READING TEXT:
Start of Block

# Pandas Aggregation, Filtering, and Transformation

In [1]:
import pandas as pd
pd.options.display.max_rows = 20``

In [2]:
df = pd.read_csv("https://raw.githubusercontent.com/mwaskom/seaborn-data/master/tips.csv")

In [3]:
df.head()

Unnamed: 0,total_bill,tip,sex,smoker,day,time,size
0,16.99,1.01,Female,No,Sun,Dinner,2
1,10.34,1.66,Male,No,Sun,Dinner,3
2,21.01,3.5,Male,No,Sun,Dinner,3
3,23.68,3.31,Male,No,Sun,Dinner,2
4,24.59,3.61,Female,No,Sun,Dinner,4


## Aggregation

Method 1:

In [4]:
df.groupby(['day'])['total_bill'].mean()

day
Fri     17.151579
Sat     20.441379
Sun     21.410000
Thur    17.682742
Name: total_bill, dtype: float64

Method 2:

#### Using named aggregation, we get a dataframe instead of a series:

In [5]:
df.groupby(['day']).agg(
    day_bill_avg=('total_bill', 'mean')
)

Unnamed: 0_level_0,day_bill_avg
day,Unnamed: 1_level_1
Fri,17.151579
Sat,20.441379
Sun,21.41
Thur,17.682742


#### Since we have a dataframe from named aggregation, we can leverage query() to filter the records

In [6]:
(df.groupby(['day']).agg(
     day_bill_avg=('total_bill', 'mean')
 )
 .query("day_bill_avg > 20")
)

Unnamed: 0_level_0,day_bill_avg
day,Unnamed: 1_level_1
Sat,20.441379
Sun,21.41


# Filter

Which meals were eaten on days where the average bill was greater than 20? Basically, we're filtering for Sundays and Saturdays

In [7]:
df.groupby('day').filter(lambda x : x['total_bill'].mean() > 20)

Unnamed: 0,total_bill,tip,sex,smoker,day,time,size
0,16.99,1.01,Female,No,Sun,Dinner,2
1,10.34,1.66,Male,No,Sun,Dinner,3
2,21.01,3.50,Male,No,Sun,Dinner,3
3,23.68,3.31,Male,No,Sun,Dinner,2
4,24.59,3.61,Female,No,Sun,Dinner,4
...,...,...,...,...,...,...,...
238,35.83,4.67,Female,No,Sat,Dinner,3
239,29.03,5.92,Male,No,Sat,Dinner,3
240,27.18,2.00,Female,Yes,Sat,Dinner,2
241,22.67,2.00,Male,Yes,Sat,Dinner,2


## Transform

Transfrom is useful when you want to add a new column and keep the same number of rows as the input dataframe

In [8]:
(df
 .assign(day_avg=df.groupby('day')['total_bill'].transform(lambda x : x.mean()),
         day_avg_ratio=df['total_bill'] / df.groupby('day')['total_bill'].transform(lambda x : x.mean())

End of Block

EXCERPTED DATA:

Start of Block

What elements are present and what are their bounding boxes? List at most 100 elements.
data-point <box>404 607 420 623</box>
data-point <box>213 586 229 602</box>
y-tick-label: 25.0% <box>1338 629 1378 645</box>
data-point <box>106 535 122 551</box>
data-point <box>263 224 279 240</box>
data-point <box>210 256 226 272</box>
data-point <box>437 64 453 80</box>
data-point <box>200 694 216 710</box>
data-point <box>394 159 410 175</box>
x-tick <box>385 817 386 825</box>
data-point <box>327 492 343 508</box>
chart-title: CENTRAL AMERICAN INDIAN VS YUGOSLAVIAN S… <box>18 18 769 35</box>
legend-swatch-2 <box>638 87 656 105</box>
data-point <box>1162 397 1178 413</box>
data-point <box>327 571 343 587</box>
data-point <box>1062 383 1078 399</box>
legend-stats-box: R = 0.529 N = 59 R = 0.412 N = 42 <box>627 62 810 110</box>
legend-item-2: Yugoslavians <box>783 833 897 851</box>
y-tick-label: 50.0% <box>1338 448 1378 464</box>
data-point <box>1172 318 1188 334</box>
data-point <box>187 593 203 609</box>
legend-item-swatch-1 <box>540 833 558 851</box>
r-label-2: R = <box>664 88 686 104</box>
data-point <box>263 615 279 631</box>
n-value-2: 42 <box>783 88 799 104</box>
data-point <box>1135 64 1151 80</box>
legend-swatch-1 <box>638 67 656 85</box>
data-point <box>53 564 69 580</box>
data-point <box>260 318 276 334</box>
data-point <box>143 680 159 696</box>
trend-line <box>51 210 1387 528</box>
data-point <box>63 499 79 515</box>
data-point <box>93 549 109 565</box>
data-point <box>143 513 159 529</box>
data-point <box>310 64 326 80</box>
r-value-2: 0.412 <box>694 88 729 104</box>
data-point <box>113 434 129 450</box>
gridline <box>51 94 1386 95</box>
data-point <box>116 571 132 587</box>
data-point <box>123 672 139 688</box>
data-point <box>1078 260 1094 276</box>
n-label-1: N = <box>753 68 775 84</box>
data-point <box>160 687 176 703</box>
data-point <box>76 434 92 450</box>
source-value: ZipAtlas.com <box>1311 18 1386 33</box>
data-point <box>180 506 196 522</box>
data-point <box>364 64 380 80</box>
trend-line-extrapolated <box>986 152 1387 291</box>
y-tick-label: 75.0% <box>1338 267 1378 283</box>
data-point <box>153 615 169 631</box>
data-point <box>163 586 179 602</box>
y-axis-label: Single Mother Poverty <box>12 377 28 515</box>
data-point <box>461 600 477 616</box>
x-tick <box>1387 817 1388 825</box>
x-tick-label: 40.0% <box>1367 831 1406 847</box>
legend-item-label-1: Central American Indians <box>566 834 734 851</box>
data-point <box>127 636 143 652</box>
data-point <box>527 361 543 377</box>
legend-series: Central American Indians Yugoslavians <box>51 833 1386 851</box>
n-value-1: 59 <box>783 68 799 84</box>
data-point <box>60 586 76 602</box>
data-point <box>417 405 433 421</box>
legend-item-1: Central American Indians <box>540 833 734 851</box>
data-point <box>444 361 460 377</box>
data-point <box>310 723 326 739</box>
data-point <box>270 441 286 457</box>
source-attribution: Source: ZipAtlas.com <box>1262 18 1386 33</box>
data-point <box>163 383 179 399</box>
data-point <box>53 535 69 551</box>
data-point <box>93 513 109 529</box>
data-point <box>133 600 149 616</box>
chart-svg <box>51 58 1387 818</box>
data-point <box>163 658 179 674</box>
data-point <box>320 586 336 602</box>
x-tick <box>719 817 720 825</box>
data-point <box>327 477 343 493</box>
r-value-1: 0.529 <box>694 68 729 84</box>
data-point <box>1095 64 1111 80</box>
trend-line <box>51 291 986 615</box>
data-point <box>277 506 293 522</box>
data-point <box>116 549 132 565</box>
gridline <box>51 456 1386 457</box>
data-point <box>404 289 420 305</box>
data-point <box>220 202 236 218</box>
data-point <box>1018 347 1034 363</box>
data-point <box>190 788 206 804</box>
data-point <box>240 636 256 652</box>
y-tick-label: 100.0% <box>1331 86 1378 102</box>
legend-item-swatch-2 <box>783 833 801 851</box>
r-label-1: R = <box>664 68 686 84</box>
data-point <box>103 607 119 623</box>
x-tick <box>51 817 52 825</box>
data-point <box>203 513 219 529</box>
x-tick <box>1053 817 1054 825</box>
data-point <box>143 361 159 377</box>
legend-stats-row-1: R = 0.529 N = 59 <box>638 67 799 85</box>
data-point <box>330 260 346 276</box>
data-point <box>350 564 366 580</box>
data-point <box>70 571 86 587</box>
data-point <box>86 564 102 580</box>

End of Block

BRIEF 1: In the pandas page, list each day shown in the output of the "Method 1" code, with the value given for it.
BRIEF 2: Retype the pandas page from "Which meals were" to "x['total_bill'].mean() > 20)".

TASK OUTPUT 1:
Fri: 17.151579
Sat: 20.441379
Sun: 21.410000
Thur: 17.682742

TASK OUTPUT 2:
Which meals were eaten on days where the average bill was greater than 20? Basically, we're filtering for Sundays and Saturdays

In [7]:
df.groupby('day').filter(lambda x : x['total_bill'].mean() > 20)